-- Begin The input --
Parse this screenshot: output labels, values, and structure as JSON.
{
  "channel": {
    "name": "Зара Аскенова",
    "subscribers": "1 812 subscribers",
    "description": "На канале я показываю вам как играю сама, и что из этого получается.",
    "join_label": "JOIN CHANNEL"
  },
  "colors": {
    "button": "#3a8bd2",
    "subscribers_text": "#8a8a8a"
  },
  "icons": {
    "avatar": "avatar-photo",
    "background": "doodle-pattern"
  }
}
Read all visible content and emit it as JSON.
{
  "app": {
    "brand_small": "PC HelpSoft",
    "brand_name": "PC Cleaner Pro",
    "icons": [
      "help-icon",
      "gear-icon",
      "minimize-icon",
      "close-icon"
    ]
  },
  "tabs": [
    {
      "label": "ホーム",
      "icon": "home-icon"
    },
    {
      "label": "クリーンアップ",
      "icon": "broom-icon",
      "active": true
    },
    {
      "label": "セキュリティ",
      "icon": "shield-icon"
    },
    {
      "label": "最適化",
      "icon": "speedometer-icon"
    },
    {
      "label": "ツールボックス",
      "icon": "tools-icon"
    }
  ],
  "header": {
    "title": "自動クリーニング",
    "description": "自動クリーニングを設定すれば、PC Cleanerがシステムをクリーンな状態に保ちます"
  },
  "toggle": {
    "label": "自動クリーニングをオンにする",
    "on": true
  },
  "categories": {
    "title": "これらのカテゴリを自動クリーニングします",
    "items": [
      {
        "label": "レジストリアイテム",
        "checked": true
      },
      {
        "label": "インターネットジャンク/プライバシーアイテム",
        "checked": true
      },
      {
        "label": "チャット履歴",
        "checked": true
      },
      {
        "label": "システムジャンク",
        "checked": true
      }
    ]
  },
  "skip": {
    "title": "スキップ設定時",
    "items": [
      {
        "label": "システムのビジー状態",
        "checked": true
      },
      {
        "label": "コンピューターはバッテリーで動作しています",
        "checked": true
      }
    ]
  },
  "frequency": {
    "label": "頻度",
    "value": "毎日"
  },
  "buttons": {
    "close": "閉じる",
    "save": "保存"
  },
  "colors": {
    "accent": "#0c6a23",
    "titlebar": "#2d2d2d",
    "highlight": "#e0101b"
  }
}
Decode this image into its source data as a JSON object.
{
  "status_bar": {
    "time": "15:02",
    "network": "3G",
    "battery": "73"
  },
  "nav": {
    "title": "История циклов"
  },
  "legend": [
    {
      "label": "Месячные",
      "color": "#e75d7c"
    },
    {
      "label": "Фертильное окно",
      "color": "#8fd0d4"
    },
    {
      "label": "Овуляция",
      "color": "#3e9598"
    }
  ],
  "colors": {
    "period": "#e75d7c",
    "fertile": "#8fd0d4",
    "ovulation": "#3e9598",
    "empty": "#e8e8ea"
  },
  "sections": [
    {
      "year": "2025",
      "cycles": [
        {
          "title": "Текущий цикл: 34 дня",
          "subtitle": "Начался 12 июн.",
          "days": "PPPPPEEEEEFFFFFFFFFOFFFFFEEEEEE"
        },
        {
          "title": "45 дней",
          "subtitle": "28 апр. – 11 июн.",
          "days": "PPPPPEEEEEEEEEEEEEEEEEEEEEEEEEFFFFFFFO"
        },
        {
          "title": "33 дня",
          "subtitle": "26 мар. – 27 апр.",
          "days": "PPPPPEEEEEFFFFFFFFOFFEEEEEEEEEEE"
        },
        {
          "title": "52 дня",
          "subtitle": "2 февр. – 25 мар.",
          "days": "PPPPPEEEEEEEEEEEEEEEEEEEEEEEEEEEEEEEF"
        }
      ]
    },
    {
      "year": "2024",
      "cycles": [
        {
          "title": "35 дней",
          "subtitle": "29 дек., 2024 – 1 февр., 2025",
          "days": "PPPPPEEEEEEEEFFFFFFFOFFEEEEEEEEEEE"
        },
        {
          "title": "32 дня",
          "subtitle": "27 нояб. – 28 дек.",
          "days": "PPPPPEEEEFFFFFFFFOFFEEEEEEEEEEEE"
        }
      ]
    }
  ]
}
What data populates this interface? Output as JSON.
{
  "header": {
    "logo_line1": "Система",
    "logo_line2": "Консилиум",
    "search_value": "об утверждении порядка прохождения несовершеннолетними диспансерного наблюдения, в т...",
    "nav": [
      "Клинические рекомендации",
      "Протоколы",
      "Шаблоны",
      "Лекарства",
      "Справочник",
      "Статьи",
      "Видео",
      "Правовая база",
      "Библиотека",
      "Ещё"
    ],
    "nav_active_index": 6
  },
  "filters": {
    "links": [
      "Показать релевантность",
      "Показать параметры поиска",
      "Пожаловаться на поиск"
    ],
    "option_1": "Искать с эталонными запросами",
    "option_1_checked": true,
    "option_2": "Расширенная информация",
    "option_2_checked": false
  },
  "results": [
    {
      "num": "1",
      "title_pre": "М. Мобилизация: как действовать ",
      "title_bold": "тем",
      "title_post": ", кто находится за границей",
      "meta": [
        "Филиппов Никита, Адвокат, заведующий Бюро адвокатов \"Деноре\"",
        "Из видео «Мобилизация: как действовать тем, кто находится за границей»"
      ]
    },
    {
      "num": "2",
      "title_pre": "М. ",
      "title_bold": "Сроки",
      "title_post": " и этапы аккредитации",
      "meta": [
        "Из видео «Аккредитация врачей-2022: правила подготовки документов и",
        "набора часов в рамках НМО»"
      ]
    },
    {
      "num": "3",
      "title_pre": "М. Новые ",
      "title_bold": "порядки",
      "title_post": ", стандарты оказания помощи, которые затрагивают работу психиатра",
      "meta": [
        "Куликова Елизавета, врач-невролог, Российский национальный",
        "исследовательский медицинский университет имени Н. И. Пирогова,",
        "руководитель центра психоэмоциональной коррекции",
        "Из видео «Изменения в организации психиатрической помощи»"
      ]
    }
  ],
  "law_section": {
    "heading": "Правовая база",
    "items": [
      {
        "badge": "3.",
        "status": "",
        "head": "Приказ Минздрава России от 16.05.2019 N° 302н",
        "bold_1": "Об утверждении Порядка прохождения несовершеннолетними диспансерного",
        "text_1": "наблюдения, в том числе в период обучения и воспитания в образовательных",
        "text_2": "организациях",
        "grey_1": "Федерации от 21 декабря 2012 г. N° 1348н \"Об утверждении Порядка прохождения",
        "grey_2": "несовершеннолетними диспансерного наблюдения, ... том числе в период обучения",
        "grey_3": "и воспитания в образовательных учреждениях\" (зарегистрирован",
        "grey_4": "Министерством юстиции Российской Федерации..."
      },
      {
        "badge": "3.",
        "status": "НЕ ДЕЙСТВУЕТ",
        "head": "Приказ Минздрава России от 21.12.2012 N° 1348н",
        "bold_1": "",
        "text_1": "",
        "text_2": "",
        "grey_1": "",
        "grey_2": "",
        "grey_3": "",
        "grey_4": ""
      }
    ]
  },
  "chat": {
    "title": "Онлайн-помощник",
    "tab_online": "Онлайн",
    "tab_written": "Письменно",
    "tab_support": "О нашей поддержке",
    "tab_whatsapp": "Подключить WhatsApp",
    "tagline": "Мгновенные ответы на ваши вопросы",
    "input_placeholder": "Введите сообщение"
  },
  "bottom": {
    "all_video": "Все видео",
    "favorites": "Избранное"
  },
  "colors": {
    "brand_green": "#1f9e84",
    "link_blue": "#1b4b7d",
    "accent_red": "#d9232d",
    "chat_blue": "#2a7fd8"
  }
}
-- End The input --
- Problem statement -
Retype all of the data shown above, word for word.

- Answer for this exercise -
Parse this screenshot: output labels, values, and structure as JSON.
{
  "channel": {
    "name": "Зара Аскенова",
    "subscribers": "1 812 subscribers",
    "description": "На канале я показываю вам как играю сама, и что из этого получается.",
    "join_label": "JOIN CHANNEL"
  },
  "colors": {
    "button": "#3a8bd2",
    "subscribers_text": "#8a8a8a"
  },
  "icons": {
    "avatar": "avatar-photo",
    "background": "doodle-pattern"
  }
}
Read all visible content and emit it as JSON.
{
  "app": {
    "brand_small": "PC HelpSoft",
    "brand_name": "PC Cleaner Pro",
    "icons": [
      "help-icon",
      "gear-icon",
      "minimize-icon",
      "close-icon"
    ]
  },
  "tabs": [
    {
      "label": "ホーム",
      "icon": "home-icon"
    },
    {
      "label": "クリーンアップ",
      "icon": "broom-icon",
      "active": true
    },
    {
      "label": "セキュリティ",
      "icon": "shield-icon"
    },
    {
      "label": "最適化",
      "icon": "speedometer-icon"
    },
    {
      "label": "ツールボックス",
      "icon": "tools-icon"
    }
  ],
  "header": {
    "title": "自動クリーニング",
    "description": "自動クリーニングを設定すれば、PC Cleanerがシステムをクリーンな状態に保ちます"
  },
  "toggle": {
    "label": "自動クリーニングをオンにする",
    "on": true
  },
  "categories": {
    "title": "これらのカテゴリを自動クリーニングします",
    "items": [
      {
        "label": "レジストリアイテム",
        "checked": true
      },
      {
        "label": "インターネットジャンク/プライバシーアイテム",
        "checked": true
      },
      {
        "label": "チャット履歴",
        "checked": true
      },
      {
        "label": "システムジャンク",
        "checked": true
      }
    ]
  },
  "skip": {
    "title": "スキップ設定時",
    "items": [
      {
        "label": "システムのビジー状態",
        "checked": true
      },
      {
        "label": "コンピューターはバッテリーで動作しています",
        "checked": true
      }
    ]
  },
  "frequency": {
    "label": "頻度",
    "value": "毎日"
  },
  "buttons": {
    "close": "閉じる",
    "save": "保存"
  },
  "colors": {
    "accent": "#0c6a23",
    "titlebar": "#2d2d2d",
    "highlight": "#e0101b"
  }
}
Decode this image into its source data as a JSON object.
{
  "status_bar": {
    "time": "15:02",
    "network": "3G",
    "battery": "73"
  },
  "nav": {
    "title": "История циклов"
  },
  "legend": [
    {
      "label": "Месячные",
      "color": "#e75d7c"
    },
    {
      "label": "Фертильное окно",
      "color": "#8fd0d4"
    },
    {
      "label": "Овуляция",
      "color": "#3e9598"
    }
  ],
  "colors": {
    "period": "#e75d7c",
    "fertile": "#8fd0d4",
    "ovulation": "#3e9598",
    "empty": "#e8e8ea"
  },
  "sections": [
    {
      "year": "2025",
      "cycles": [
        {
          "title": "Текущий цикл: 34 дня",
          "subtitle": "Начался 12 июн.",
          "days": "PPPPPEEEEEFFFFFFFFFOFFFFFEEEEEE"
        },
        {
          "title": "45 дней",
          "subtitle": "28 апр. – 11 июн.",
          "days": "PPPPPEEEEEEEEEEEEEEEEEEEEEEEEEFFFFFFFO"
        },
        {
          "title": "33 дня",
          "subtitle": "26 мар. – 27 апр.",
          "days": "PPPPPEEEEEFFFFFFFFOFFEEEEEEEEEEE"
        },
        {
          "title": "52 дня",
          "subtitle": "2 февр. – 25 мар.",
          "days": "PPPPPEEEEEEEEEEEEEEEEEEEEEEEEEEEEEEEF"
        }
      ]
    },
    {
      "year": "2024",
      "cycles": [
        {
          "title": "35 дней",
          "subtitle": "29 дек., 2024 – 1 февр., 2025",
          "days": "PPPPPEEEEEEEEFFFFFFFOFFEEEEEEEEEEE"
        },
        {
          "title": "32 дня",
          "subtitle": "27 нояб. – 28 дек.",
          "days": "PPPPPEEEEFFFFFFFFOFFEEEEEEEEEEEE"
        }
      ]
    }
  ]
}
What data populates this interface? Output as JSON.
{
  "header": {
    "logo_line1": "Система",
    "logo_line2": "Консилиум",
    "search_value": "об утверждении порядка прохождения несовершеннолетними диспансерного наблюдения, в т...",
    "nav": [
      "Клинические рекомендации",
      "Протоколы",
      "Шаблоны",
      "Лекарства",
      "Справочник",
      "Статьи",
      "Видео",
      "Правовая база",
      "Библиотека",
      "Ещё"
    ],
    "nav_active_index": 6
  },
  "filters": {
    "links": [
      "Показать релевантность",
      "Показать параметры поиска",
      "Пожаловаться на поиск"
    ],
    "option_1": "Искать с эталонными запросами",
    "option_1_checked": true,
    "option_2": "Расширенная информация",
    "option_2_checked": false
  },
  "results": [
    {
      "num": "1",
      "title_pre": "М. Мобилизация: как действовать ",
      "title_bold": "тем",
      "title_post": ", кто находится за границей",
      "meta": [
        "Филиппов Никита, Адвокат, заведующий Бюро адвокатов \"Деноре\"",
        "Из видео «Мобилизация: как действовать тем, кто находится за границей»"
      ]
    },
    {
      "num": "2",
      "title_pre": "М. ",
      "title_bold": "Сроки",
      "title_post": " и этапы аккредитации",
      "meta": [
        "Из видео «Аккредитация врачей-2022: правила подготовки документов и",
        "набора часов в рамках НМО»"
      ]
    },
    {
      "num": "3",
      "title_pre": "М. Новые ",
      "title_bold": "порядки",
      "title_post": ", стандарты оказания помощи, которые затрагивают работу психиатра",
      "meta": [
        "Куликова Елизавета, врач-невролог, Российский национальный",
        "исследовательский медицинский университет имени Н. И. Пирогова,",
        "руководитель центра психоэмоциональной коррекции",
        "Из видео «Изменения в организации психиатрической помощи»"
      ]
    }
  ],
  "law_section": {
    "heading": "Правовая база",
    "items": [
      {
        "badge": "3.",
        "status": "",
        "head": "Приказ Минздрава России от 16.05.2019 N° 302н",
        "bold_1": "Об утверждении Порядка прохождения несовершеннолетними диспансерного",
        "text_1": "наблюдения, в том числе в период обучения и воспитания в образовательных",
        "text_2": "организациях",
        "grey_1": "Федерации от 21 декабря 2012 г. N° 1348н \"Об утверждении Порядка прохождения",
        "grey_2": "несовершеннолетними диспансерного наблюдения, ... том числе в период обучения",
        "grey_3": "и воспитания в образовательных учреждениях\" (зарегистрирован",
        "grey_4": "Министерством юстиции Российской Федерации..."
      },
      {
        "badge": "3.",
        "status": "НЕ ДЕЙСТВУЕТ",
        "head": "Приказ Минздрава России от 21.12.2012 N° 1348н",
        "bold_1": "",
        "text_1": "",
        "text_2": "",
        "grey_1": "",
        "grey_2": "",
        "grey_3": "",
        "grey_4": ""
      }
    ]
  },
  "chat": {
    "title": "Онлайн-помощник",
    "tab_online": "Онлайн",
    "tab_written": "Письменно",
    "tab_support": "О нашей поддержке",
    "tab_whatsapp": "Подключить WhatsApp",
    "tagline": "Мгновенные ответы на ваши вопросы",
    "input_placeholder": "Введите сообщение"
  },
  "bottom": {
    "all_video": "Все видео",
    "favorites": "Избранное"
  },
  "colors": {
    "brand_green": "#1f9e84",
    "link_blue": "#1b4b7d",
    "accent_red": "#d9232d",
    "chat_blue": "#2a7fd8"
  }
}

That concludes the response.